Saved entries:
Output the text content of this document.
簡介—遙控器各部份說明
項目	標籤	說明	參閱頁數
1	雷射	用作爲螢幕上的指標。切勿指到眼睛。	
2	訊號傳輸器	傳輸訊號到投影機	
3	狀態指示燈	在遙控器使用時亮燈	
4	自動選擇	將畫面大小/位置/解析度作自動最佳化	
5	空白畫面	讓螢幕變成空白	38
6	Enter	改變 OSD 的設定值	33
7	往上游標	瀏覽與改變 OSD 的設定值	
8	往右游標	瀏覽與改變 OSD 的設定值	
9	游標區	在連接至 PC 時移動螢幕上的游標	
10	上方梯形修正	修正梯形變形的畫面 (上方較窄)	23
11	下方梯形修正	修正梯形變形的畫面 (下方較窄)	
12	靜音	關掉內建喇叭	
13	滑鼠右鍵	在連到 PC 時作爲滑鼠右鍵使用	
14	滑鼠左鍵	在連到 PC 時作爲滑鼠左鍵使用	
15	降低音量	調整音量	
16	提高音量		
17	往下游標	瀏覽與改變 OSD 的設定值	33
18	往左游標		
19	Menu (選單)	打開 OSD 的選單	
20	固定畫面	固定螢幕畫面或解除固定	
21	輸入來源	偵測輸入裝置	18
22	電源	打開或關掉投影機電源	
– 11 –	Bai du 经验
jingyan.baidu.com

> WHAT TO WORK ON:
Pick out each line containing "瀏覽與改變" and report it.

> SOLUTION TO THIS PROBLEM:
7	往上游標	瀏覽與改變 OSD 的設定值	
8	往右游標	瀏覽與改變 OSD 的設定值	
17	往下游標	瀏覽與改變 OSD 的設定值	33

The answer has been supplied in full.